PROBLEM TO WORK ON: Copy out the whole article below on the Euphrates as a dividing line in Syria, word for word.

EXTRACT PROVIDED:
▬▬▬▬▬▬
The Euphrates now divides Syria into Islamist-run Damascus and Kurdish autonomy, while Turkey redraws borders
The Euphrates has become a long, murky boundary between two entirely different Syrian projects. In Deir ez-Zor, at an improvised dirt crossing, armed members of warring factions stand barely a couple hundred meters apart, ready to shut down the bridge whenever a team of journalists or a “suspicious” civilian convoy appears. The description of this daily reality—nervous fingers on triggers, makeshift roadblocks, and quiet orders to halt traffic—confirms what has long been suspected: the country is formally “liberated” but in reality dismembered. The 1,800-kilometer journey along this line, according to a major Reuters report, reveals a mosaic of lawlessness, factions, and long-standing personal vendettas.
In the west, from most towns to the Mediterranean coast, a new government in Damascus has consolidated power under Ahmed al-Shara—a political-military conglomerate in which Islamist factions, born out of the wartime opposition and backed by both Turkey and the current U.S. administration, hold the dominant voice. To the east, across the Euphrates, the Kurdish autonomous administration remains in place, controlling hydroelectric dams and part of the oil fields—key levers of any future economy. On paper, there’s an “integration agreement” to include Kurdish forces in state structures, but in practice, negotiations stall and trenches deepen. The dividing line is becoming less temporary and more of a political program.
The most sensitive point in the north is the Tishrin Dam. After December battles and a Kurdish retreat, the frontline froze at the edge of an energy hub. Local commander Motasem Abas—recently promoted to brigadier of the new 80th Division—has publicly declared the goal: Syria will only “revive” once the SDF (Syrian Democratic Forces) ceases to exist. Under his command are about two thousand fighters, vehicles mounted with cannons, and improvised bunkers under anti-drone nets. Turkish influence is not hidden: from logistics and weaponry to small but consistent salaries reportedly paid by Ankara to supporters on the ground. Offices even display plaques with hymn-like slogans about “Caliph” Erdoğan.
▬▬▬▬▬▬
SUPPLIED MATERIAL:
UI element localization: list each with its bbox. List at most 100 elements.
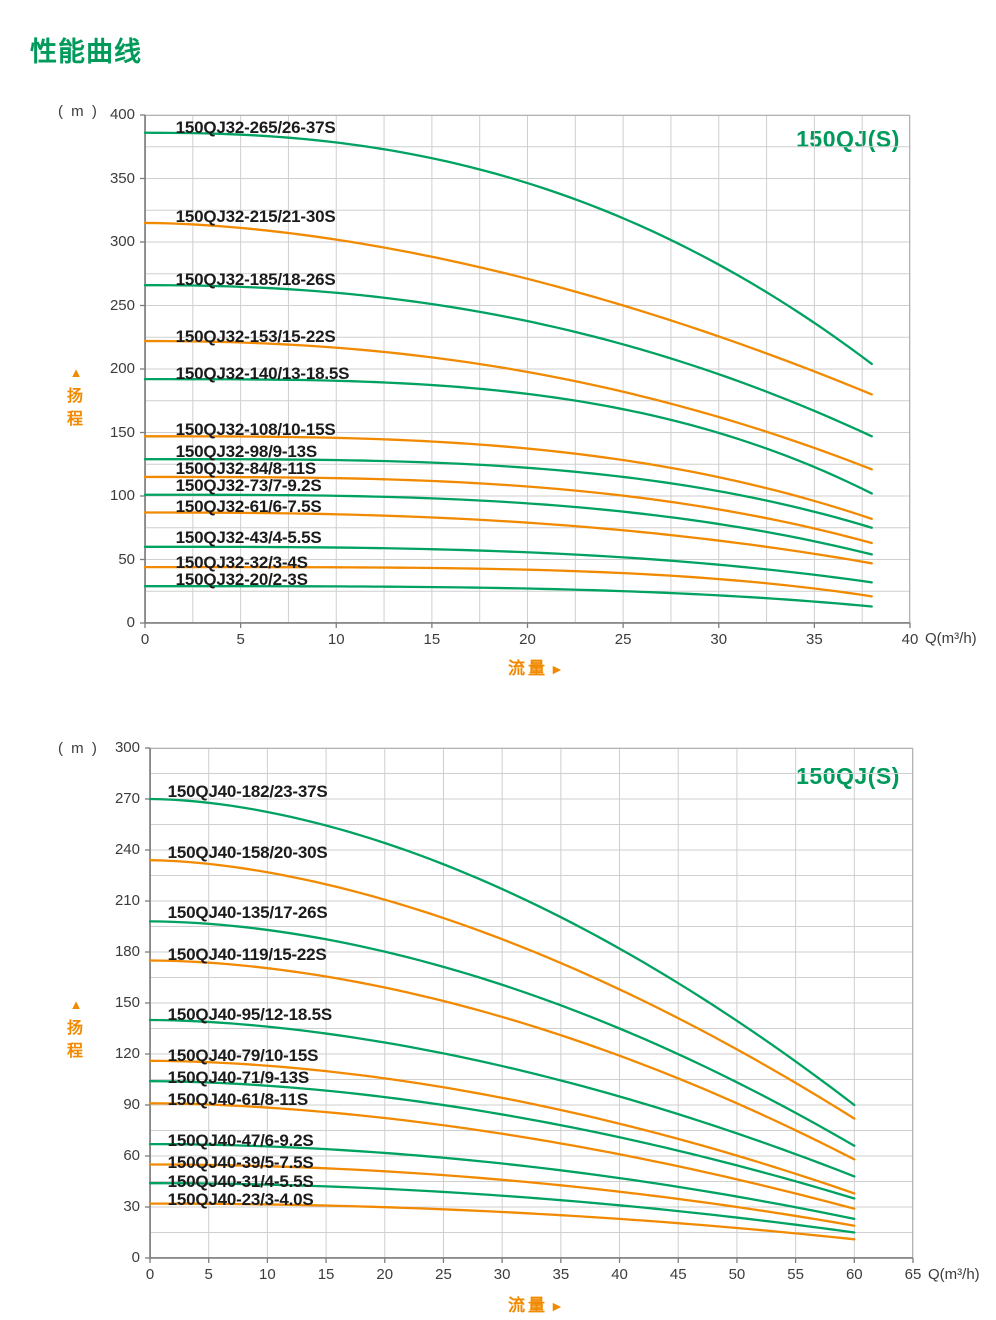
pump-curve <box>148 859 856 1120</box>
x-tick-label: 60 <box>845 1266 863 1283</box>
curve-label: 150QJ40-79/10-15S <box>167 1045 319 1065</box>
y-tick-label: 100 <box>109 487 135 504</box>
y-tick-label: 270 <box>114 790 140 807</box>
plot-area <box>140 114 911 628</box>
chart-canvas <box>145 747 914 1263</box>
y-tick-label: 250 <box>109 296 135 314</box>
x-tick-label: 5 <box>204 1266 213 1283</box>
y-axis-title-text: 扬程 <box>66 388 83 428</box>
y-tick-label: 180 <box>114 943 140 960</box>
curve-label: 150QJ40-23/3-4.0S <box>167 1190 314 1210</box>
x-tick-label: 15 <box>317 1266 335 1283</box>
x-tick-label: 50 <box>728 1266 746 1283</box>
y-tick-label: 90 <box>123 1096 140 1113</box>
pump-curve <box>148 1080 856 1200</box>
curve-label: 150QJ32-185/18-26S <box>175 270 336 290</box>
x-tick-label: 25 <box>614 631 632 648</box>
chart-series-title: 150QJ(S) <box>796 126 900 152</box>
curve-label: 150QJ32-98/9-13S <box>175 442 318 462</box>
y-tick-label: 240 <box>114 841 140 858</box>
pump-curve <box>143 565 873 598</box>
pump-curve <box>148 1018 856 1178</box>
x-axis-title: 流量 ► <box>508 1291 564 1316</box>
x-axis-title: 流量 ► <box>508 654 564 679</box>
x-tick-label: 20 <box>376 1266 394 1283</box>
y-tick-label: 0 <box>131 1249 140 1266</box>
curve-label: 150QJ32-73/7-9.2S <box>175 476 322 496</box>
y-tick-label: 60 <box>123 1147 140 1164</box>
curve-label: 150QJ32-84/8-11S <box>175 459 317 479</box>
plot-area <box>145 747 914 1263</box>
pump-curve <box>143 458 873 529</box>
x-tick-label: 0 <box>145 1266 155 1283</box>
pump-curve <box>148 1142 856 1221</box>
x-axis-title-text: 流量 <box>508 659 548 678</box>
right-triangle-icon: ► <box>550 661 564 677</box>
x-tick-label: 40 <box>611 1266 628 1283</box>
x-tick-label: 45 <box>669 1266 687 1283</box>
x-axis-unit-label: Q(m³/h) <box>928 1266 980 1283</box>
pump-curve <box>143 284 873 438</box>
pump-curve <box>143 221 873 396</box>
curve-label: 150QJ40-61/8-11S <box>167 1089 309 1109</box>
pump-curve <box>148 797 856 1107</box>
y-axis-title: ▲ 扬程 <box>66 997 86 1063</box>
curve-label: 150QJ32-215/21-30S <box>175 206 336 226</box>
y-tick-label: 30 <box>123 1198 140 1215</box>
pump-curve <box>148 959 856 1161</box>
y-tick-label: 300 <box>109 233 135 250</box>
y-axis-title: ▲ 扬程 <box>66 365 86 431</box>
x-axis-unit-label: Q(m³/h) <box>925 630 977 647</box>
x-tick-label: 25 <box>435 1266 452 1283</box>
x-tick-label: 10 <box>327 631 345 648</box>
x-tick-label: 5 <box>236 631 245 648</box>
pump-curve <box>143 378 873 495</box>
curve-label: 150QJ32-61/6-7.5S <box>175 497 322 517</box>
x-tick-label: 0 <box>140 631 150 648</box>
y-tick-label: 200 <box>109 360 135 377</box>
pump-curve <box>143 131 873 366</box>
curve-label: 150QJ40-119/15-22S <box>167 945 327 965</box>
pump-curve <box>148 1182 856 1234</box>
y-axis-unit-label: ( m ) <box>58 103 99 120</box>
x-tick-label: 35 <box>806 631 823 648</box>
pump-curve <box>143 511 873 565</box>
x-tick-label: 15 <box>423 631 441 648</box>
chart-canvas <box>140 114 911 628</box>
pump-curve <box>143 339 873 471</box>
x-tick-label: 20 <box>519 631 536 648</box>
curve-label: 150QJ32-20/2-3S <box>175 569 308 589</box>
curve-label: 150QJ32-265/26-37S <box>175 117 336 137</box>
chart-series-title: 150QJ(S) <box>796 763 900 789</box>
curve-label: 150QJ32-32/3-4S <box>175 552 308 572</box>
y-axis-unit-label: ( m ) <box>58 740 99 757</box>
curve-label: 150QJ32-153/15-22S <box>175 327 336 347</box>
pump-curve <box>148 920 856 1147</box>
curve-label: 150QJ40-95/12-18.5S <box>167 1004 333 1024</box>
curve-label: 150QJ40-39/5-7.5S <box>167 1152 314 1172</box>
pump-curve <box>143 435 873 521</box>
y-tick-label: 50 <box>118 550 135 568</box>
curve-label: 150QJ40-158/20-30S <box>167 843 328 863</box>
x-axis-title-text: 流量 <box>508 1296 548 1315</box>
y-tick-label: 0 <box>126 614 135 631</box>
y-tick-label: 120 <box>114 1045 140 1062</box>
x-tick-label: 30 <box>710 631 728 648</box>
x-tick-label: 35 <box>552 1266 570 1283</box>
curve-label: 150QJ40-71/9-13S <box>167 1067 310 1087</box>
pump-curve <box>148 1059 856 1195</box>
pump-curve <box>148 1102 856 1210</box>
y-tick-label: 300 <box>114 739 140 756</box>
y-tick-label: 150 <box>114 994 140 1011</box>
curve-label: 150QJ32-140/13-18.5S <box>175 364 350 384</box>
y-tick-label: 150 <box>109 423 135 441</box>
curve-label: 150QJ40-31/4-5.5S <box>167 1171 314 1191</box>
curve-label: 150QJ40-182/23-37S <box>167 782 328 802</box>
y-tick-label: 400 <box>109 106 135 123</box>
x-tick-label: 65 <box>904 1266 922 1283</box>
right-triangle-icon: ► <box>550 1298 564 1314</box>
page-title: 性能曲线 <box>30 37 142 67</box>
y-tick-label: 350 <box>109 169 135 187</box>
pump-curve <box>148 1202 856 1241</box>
▬▬▬▬▬▬
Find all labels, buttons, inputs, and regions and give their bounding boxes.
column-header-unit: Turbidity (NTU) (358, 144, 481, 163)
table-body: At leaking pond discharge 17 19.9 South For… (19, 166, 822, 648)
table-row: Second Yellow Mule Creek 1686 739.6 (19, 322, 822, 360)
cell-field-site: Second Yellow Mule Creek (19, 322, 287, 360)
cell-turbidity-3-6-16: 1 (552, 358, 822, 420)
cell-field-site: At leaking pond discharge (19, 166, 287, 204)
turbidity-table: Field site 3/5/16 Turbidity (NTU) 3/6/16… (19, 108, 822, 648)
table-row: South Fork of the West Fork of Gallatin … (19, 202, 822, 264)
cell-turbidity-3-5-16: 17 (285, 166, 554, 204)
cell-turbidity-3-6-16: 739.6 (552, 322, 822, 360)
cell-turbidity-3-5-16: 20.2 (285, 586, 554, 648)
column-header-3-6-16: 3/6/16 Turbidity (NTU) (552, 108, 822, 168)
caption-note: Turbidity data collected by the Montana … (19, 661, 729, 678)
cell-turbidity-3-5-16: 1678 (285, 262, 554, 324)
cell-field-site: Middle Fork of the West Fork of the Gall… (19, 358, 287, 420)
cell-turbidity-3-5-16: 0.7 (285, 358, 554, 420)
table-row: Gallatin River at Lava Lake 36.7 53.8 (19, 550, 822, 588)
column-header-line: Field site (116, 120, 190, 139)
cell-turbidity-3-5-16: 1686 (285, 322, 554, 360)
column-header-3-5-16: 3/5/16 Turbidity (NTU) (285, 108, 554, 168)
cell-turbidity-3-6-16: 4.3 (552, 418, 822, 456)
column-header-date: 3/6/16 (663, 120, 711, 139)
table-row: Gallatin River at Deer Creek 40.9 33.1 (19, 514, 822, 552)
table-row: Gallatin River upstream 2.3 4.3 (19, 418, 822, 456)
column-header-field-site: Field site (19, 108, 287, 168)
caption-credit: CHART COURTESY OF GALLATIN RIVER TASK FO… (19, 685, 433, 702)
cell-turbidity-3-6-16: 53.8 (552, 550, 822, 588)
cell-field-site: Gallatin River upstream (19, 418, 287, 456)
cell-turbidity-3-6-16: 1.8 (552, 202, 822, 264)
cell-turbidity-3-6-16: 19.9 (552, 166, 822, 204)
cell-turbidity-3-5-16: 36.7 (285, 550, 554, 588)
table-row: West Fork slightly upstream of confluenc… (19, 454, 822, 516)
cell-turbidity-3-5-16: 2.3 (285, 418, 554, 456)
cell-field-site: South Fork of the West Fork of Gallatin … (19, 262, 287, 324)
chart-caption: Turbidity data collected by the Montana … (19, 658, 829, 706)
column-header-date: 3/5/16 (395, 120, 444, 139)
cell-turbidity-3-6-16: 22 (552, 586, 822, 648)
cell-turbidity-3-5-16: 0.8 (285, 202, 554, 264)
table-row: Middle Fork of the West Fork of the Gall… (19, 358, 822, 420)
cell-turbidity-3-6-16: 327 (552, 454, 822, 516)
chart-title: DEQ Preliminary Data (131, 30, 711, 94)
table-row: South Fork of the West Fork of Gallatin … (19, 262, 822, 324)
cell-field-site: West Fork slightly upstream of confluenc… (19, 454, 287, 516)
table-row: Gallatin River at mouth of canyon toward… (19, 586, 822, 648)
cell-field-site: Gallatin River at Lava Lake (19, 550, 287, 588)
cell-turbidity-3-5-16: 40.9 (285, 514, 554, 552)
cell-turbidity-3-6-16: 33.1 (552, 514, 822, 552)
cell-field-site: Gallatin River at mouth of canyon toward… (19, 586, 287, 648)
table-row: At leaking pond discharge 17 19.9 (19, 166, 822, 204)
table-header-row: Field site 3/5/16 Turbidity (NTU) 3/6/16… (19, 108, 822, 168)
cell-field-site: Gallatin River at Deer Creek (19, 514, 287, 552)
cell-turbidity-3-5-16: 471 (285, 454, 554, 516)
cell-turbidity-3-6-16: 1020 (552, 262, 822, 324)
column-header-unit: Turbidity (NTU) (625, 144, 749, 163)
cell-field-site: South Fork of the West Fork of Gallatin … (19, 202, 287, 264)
▬▬▬▬▬▬
SOLUTION TO THE EXERCISE:
The Euphrates now divides Syria into Islamist-run Damascus and Kurdish autonomy, while Turkey redraws borders
The Euphrates has become a long, murky boundary between two entirely different Syrian projects. In Deir ez-Zor, at an improvised dirt crossing, armed members of warring factions stand barely a couple hundred meters apart, ready to shut down the bridge whenever a team of journalists or a “suspicious” civilian convoy appears. The description of this daily reality—nervous fingers on triggers, makeshift roadblocks, and quiet orders to halt traffic—confirms what has long been suspected: the country is formally “liberated” but in reality dismembered. The 1,800-kilometer journey along this line, according to a major Reuters report, reveals a mosaic of lawlessness, factions, and long-standing personal vendettas.
In the west, from most towns to the Mediterranean coast, a new government in Damascus has consolidated power under Ahmed al-Shara—a political-military conglomerate in which Islamist factions, born out of the wartime opposition and backed by both Turkey and the current U.S. administration, hold the dominant voice. To the east, across the Euphrates, the Kurdish autonomous administration remains in place, controlling hydroelectric dams and part of the oil fields—key levers of any future economy. On paper, there’s an “integration agreement” to include Kurdish forces in state structures, but in practice, negotiations stall and trenches deepen. The dividing line is becoming less temporary and more of a political program.
The most sensitive point in the north is the Tishrin Dam. After December battles and a Kurdish retreat, the frontline froze at the edge of an energy hub. Local commander Motasem Abas—recently promoted to brigadier of the new 80th Division—has publicly declared the goal: Syria will only “revive” once the SDF (Syrian Democratic Forces) ceases to exist. Under his command are about two thousand fighters, vehicles mounted with cannons, and improvised bunkers under anti-drone nets. Turkish influence is not hidden: from logistics and weaponry to small but consistent salaries reportedly paid by Ankara to supporters on the ground. Offices even display plaques with hymn-like slogans about “Caliph” Erdoğan.